Show every line where "this" occurs.
Start of Information supplied
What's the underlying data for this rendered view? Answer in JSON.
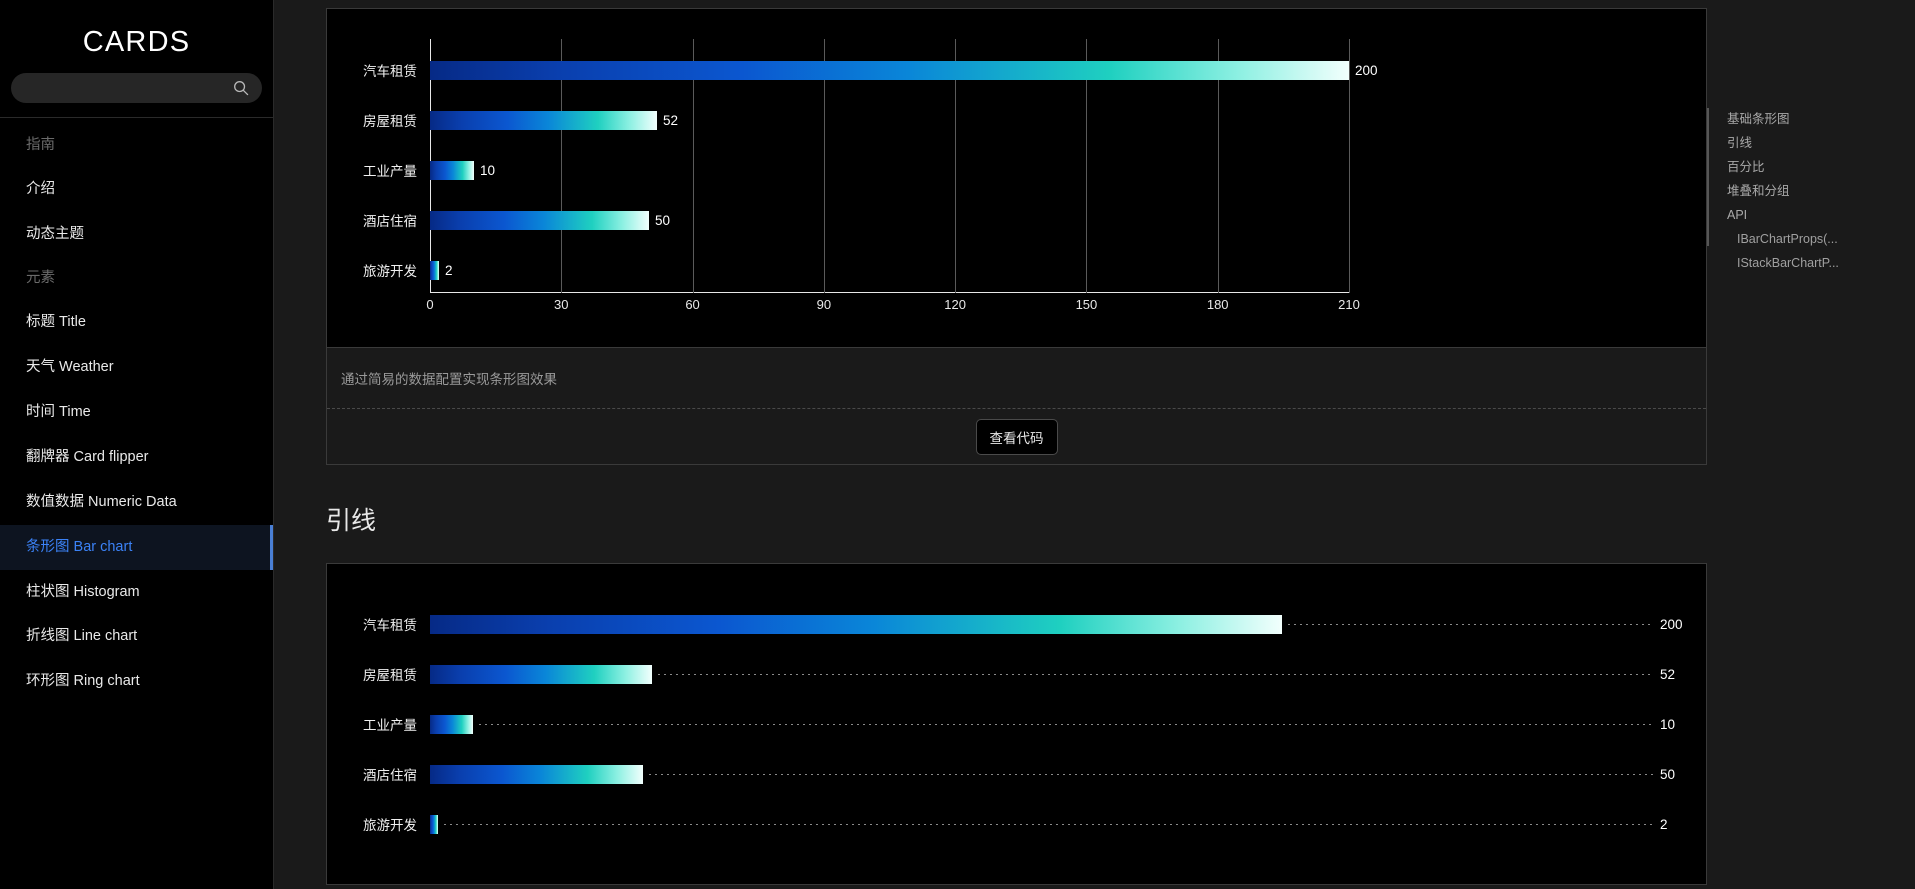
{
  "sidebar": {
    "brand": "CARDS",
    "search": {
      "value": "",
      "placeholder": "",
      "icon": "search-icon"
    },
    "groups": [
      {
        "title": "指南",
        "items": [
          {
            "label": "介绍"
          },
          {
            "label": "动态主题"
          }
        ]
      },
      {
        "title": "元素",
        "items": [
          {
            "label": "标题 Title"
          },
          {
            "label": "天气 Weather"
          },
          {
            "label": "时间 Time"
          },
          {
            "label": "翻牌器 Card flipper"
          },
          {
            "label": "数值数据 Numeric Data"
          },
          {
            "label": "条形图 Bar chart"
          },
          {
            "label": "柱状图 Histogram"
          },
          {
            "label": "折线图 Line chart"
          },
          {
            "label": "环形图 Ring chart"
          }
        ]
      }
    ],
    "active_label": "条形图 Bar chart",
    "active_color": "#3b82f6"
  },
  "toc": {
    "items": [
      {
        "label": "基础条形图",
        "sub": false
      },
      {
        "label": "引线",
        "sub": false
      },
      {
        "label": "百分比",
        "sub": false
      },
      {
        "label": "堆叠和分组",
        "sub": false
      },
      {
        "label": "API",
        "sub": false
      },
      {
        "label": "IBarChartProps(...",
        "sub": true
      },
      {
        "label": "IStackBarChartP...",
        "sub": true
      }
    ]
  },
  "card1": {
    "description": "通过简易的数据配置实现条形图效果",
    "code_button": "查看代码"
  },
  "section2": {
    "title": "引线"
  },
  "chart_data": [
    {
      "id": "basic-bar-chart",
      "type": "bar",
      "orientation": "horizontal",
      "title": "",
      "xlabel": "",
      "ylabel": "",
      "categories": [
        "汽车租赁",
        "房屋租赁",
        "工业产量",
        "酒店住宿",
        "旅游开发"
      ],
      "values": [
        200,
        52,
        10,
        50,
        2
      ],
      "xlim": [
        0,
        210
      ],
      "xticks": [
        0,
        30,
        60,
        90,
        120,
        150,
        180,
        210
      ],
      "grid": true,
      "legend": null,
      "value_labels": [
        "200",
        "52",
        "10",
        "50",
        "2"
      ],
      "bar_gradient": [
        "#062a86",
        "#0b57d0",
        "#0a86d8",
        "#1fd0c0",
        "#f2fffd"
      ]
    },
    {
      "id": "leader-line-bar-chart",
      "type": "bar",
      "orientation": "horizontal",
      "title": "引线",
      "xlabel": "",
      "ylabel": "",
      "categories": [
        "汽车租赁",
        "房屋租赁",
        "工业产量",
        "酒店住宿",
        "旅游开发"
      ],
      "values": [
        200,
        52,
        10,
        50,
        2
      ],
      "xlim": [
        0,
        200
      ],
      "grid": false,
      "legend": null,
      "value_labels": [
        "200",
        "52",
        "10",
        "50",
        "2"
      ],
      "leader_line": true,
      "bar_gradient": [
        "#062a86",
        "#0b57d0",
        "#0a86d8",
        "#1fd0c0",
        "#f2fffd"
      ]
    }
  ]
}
End of Information supplied
Start of Information supplied
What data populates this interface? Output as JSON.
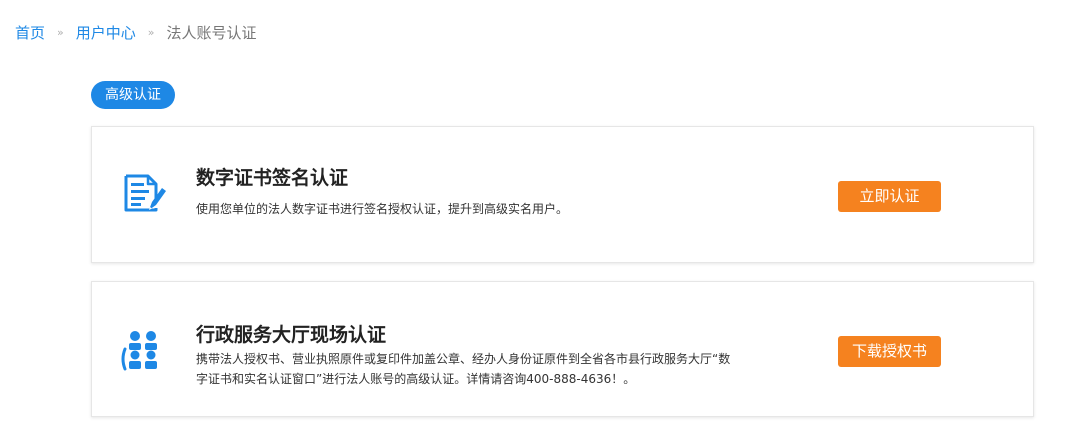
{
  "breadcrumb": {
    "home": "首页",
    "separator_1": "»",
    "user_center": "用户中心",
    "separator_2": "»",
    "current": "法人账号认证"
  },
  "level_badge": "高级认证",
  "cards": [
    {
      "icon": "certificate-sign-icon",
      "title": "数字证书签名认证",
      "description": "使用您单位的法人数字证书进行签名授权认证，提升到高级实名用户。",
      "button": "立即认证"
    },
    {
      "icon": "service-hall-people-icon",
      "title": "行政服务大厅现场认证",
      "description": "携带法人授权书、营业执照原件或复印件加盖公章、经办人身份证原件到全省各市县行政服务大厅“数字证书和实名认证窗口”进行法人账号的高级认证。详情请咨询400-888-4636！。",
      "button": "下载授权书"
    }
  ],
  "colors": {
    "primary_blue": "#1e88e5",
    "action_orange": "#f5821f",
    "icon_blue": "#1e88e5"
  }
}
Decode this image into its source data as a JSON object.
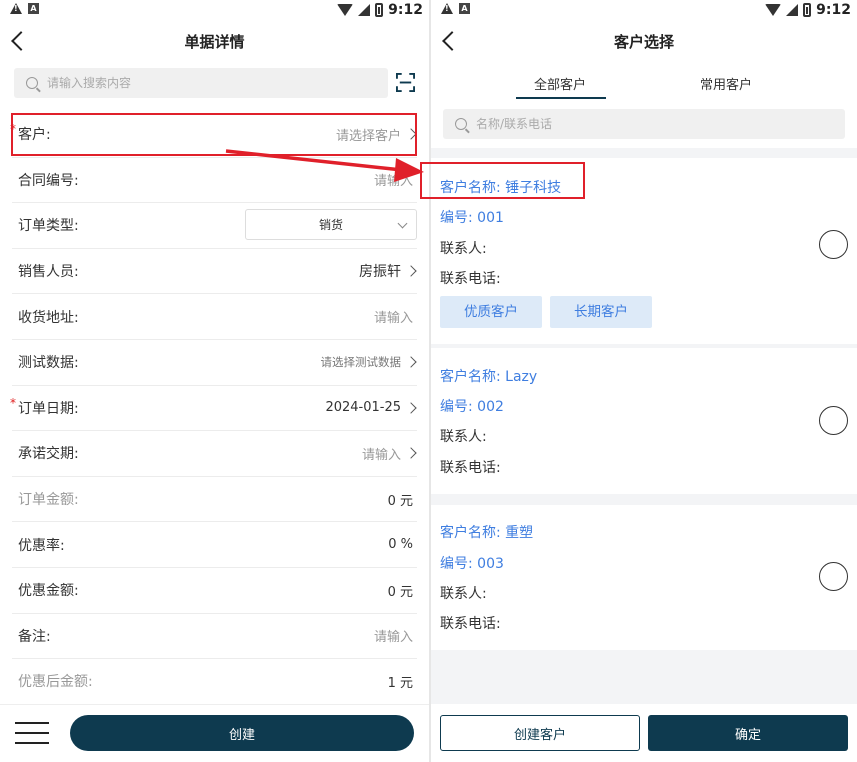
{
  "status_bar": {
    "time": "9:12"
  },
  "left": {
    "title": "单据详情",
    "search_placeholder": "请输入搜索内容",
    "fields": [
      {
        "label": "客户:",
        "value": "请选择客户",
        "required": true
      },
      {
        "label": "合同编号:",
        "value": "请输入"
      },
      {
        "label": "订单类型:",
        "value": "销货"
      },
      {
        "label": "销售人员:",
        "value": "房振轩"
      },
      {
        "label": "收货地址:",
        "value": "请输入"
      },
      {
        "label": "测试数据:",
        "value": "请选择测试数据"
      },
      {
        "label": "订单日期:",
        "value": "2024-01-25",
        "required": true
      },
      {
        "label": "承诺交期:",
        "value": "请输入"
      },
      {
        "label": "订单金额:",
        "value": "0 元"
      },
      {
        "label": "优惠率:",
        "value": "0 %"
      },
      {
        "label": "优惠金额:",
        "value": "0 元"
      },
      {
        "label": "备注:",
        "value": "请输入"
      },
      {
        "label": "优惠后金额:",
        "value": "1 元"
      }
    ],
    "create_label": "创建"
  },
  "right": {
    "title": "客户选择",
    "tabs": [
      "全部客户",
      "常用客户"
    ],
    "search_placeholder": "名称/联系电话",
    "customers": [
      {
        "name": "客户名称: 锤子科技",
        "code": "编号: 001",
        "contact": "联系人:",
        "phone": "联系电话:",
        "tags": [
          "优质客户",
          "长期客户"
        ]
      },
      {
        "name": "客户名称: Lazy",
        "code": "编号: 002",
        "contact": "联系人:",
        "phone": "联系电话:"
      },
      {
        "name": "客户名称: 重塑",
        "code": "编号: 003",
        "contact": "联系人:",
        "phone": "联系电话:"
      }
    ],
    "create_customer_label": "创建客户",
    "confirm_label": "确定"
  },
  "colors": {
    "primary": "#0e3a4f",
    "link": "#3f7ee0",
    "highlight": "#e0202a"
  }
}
End of Information supplied
Start of Information supplied
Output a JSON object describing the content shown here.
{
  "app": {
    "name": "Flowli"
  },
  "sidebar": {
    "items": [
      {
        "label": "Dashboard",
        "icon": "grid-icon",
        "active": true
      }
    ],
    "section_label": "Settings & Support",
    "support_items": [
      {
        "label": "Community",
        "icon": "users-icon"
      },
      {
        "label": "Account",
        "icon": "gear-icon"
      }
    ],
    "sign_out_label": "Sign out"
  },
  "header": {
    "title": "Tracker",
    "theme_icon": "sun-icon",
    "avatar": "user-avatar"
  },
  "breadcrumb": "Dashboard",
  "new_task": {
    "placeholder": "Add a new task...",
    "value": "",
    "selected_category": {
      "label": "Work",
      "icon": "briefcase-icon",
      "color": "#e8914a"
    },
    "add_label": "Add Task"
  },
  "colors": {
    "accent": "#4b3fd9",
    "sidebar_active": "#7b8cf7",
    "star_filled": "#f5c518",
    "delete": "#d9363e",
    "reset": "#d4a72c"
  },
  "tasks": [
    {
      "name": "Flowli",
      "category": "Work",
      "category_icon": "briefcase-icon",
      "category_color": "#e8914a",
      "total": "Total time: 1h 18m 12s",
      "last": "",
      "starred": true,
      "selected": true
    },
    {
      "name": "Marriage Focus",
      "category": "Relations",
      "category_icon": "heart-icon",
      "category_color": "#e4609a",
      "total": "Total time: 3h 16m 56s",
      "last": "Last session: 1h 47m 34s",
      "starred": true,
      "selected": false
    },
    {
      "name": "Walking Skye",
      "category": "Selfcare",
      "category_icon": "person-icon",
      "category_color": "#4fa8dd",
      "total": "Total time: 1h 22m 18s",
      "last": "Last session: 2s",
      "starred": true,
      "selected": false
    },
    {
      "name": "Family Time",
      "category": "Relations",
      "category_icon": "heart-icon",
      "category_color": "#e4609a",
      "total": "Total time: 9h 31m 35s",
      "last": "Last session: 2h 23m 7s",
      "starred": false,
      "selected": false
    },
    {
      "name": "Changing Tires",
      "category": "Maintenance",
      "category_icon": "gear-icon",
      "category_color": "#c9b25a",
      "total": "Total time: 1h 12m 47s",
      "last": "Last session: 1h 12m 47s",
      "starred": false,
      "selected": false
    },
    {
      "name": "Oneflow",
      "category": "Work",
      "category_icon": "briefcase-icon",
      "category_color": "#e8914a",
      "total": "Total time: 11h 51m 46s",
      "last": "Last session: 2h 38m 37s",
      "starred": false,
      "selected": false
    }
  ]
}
End of Information supplied
**Exercise solution**
What's the underlying data for this rendered view? Answer in JSON.
What data populates this interface? Output as JSON.
Decode this image into its source data as a JSON object.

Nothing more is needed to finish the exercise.